YOUR GOAL | In the listing below, identify each line with the word "disconnect" and return those lines.

GIVEN DATA |
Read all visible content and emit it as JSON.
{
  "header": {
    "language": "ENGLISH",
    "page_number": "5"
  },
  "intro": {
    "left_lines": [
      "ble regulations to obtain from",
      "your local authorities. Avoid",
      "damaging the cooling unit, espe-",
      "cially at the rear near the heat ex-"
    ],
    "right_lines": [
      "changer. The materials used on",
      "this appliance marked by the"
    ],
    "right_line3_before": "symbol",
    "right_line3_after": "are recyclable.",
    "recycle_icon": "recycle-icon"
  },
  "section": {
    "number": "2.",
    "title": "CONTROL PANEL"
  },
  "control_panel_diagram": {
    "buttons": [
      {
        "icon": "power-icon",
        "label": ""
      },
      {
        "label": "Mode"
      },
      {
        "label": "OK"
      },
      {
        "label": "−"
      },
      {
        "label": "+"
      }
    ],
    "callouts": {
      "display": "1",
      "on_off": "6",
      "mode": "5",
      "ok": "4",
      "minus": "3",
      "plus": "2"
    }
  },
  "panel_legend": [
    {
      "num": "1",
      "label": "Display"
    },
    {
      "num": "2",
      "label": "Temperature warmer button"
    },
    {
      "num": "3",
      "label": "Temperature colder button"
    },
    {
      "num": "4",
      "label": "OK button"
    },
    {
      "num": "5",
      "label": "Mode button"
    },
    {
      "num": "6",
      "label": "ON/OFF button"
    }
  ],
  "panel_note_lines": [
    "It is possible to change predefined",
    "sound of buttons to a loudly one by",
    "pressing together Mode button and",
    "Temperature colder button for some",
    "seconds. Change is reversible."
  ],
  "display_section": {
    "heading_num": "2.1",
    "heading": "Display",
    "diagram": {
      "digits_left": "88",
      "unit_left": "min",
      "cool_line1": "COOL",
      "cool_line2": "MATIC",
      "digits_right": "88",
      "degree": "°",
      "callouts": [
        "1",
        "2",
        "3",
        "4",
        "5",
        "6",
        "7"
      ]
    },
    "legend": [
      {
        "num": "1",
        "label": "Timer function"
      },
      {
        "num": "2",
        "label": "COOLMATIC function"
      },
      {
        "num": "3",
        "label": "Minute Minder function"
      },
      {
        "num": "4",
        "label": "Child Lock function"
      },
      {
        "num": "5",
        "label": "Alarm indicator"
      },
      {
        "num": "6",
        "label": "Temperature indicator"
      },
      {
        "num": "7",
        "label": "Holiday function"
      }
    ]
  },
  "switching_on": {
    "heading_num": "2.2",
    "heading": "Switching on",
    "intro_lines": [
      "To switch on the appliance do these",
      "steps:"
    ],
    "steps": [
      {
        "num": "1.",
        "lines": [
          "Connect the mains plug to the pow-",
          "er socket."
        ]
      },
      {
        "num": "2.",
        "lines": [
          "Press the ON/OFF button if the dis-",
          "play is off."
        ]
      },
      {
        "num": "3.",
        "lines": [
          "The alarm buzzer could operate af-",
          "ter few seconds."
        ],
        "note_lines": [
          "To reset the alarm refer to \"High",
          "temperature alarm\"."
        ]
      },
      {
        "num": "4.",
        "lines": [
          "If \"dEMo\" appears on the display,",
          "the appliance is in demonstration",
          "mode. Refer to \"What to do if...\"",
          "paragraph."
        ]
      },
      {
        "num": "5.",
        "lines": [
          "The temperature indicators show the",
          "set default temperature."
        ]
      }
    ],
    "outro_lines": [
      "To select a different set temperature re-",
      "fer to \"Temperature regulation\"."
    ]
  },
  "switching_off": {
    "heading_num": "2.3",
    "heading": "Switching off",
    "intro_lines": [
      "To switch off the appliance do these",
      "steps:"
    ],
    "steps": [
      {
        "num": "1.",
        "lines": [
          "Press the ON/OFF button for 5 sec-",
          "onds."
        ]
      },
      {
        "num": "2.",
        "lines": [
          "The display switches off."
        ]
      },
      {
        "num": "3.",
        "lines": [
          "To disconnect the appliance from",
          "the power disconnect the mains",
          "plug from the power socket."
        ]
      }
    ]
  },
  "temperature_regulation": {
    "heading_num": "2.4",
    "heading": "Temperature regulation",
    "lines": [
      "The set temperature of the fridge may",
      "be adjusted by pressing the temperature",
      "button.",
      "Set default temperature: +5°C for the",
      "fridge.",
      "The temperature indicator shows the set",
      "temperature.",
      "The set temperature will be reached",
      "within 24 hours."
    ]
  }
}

RESPONSE BELOW |
          "To disconnect the appliance from",
          "the power disconnect the mains",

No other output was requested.